-- START Given information --

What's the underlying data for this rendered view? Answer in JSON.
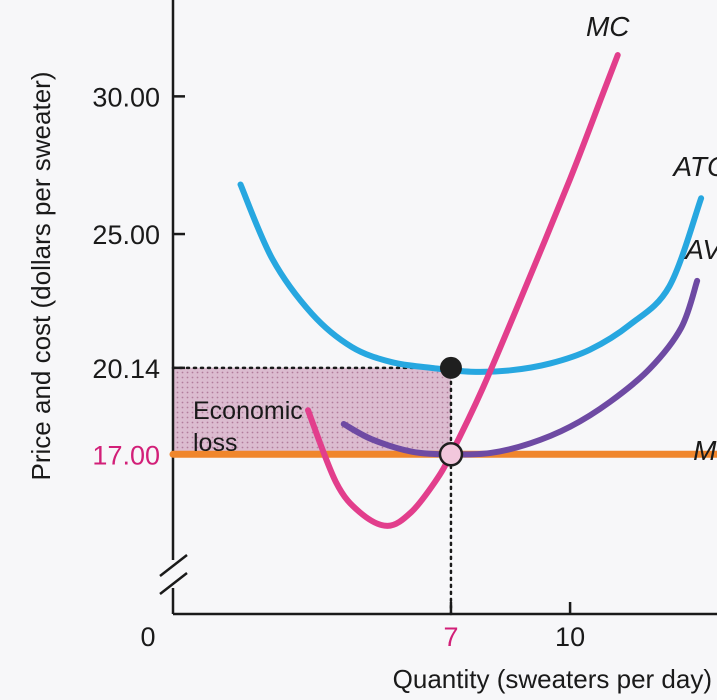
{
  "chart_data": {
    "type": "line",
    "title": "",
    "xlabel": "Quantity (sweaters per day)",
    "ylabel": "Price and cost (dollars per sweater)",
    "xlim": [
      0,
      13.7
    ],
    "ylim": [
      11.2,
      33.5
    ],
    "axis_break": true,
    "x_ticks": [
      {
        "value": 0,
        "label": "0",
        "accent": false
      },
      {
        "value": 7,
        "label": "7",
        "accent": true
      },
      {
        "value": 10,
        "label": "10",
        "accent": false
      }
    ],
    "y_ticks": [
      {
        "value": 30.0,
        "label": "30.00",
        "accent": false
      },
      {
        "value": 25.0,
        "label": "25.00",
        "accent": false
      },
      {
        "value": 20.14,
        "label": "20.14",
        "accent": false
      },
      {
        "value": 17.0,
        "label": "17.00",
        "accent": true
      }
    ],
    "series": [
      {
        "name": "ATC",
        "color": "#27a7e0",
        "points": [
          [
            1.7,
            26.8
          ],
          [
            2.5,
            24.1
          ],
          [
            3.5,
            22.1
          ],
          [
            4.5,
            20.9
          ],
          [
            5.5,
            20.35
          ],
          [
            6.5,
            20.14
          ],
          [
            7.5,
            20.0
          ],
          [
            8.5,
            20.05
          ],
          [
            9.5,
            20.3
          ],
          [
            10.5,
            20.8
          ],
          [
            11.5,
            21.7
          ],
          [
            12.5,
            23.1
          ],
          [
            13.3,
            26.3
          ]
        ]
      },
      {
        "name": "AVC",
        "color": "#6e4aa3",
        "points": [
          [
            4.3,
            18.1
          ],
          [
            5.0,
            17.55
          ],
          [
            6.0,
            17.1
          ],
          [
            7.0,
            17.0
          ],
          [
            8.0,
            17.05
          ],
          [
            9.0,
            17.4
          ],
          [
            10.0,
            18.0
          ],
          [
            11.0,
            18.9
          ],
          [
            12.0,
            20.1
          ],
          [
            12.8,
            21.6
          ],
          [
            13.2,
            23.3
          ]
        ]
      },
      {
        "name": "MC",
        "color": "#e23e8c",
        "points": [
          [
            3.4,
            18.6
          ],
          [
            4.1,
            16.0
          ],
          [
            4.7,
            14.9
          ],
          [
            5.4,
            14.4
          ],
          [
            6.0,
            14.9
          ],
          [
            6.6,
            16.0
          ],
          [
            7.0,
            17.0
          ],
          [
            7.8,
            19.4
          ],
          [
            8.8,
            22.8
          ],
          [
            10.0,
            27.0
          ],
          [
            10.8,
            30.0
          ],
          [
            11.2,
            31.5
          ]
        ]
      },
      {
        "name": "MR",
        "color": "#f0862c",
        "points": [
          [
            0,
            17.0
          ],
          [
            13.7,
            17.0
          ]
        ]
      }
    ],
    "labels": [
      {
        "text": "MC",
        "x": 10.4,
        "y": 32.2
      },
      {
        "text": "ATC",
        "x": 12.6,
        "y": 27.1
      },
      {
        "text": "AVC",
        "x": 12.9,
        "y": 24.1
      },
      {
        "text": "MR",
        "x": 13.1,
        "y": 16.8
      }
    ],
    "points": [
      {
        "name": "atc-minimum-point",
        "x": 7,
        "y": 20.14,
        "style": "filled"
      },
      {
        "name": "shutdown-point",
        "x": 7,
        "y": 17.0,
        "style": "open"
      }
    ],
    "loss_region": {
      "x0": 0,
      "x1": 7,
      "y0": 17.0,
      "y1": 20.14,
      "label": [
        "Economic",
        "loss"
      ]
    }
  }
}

-- END Given information --
-- START Given information --

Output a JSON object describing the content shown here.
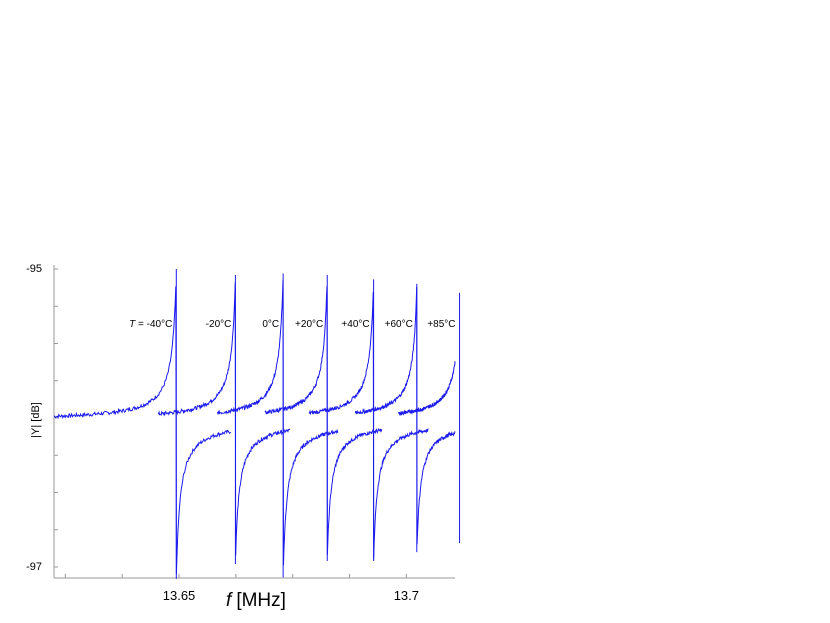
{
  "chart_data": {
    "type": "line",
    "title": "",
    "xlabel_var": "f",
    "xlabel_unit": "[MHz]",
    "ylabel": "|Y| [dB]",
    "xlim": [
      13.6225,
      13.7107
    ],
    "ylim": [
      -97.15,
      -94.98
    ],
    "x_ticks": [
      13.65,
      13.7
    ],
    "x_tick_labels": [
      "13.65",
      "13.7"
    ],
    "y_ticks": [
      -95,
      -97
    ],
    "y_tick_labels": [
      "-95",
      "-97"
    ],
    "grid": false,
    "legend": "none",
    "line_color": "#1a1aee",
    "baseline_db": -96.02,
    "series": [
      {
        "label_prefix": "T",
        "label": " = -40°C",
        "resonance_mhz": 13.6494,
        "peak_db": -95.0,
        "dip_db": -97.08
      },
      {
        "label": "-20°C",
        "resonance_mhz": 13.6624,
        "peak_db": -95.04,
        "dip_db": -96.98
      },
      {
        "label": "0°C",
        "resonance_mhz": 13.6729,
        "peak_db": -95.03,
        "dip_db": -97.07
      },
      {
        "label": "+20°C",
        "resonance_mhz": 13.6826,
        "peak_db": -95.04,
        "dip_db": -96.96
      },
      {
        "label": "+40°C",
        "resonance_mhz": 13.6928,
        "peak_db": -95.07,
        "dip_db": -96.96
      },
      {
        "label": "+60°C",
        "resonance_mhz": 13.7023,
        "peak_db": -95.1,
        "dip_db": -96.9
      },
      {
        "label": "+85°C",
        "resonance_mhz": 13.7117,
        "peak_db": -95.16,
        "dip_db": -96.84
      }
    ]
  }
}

-- END Given information --

__Aim of the exercise__
Identify how many lines in the entries above contain the word "value" and provide only that figure.

__Finished exercise__
7